Exercise directions. Find the number of lines in these records where the word "name" appears. Reply with that number and nothing more.

Excerpts from a figure dataset.
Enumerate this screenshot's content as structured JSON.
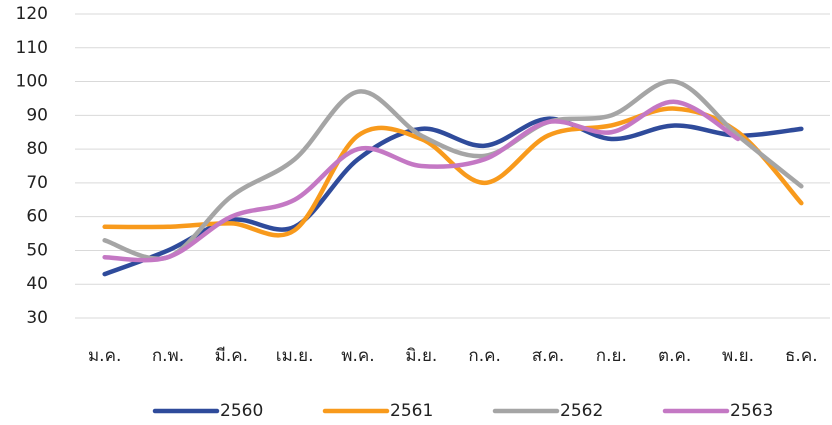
{
  "chart_data": {
    "type": "line",
    "categories": [
      "ม.ค.",
      "ก.พ.",
      "มี.ค.",
      "เม.ย.",
      "พ.ค.",
      "มิ.ย.",
      "ก.ค.",
      "ส.ค.",
      "ก.ย.",
      "ต.ค.",
      "พ.ย.",
      "ธ.ค."
    ],
    "series": [
      {
        "name": "2560",
        "color": "#2f4b9b",
        "values": [
          43,
          50,
          59,
          57,
          77,
          86,
          81,
          89,
          83,
          87,
          84,
          86
        ]
      },
      {
        "name": "2561",
        "color": "#f89a1c",
        "values": [
          57,
          57,
          58,
          56,
          84,
          83,
          70,
          84,
          87,
          92,
          85,
          64
        ]
      },
      {
        "name": "2562",
        "color": "#a5a5a5",
        "values": [
          53,
          48,
          66,
          77,
          97,
          84,
          78,
          88,
          90,
          100,
          84,
          69
        ]
      },
      {
        "name": "2563",
        "color": "#c478c4",
        "values": [
          48,
          48,
          60,
          65,
          80,
          75,
          77,
          88,
          85,
          94,
          83,
          null
        ]
      }
    ],
    "ylim": [
      30,
      120
    ],
    "yticks": [
      30,
      40,
      50,
      60,
      70,
      80,
      90,
      100,
      110,
      120
    ],
    "grid": true,
    "legend": "bottom"
  }
}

Result. 4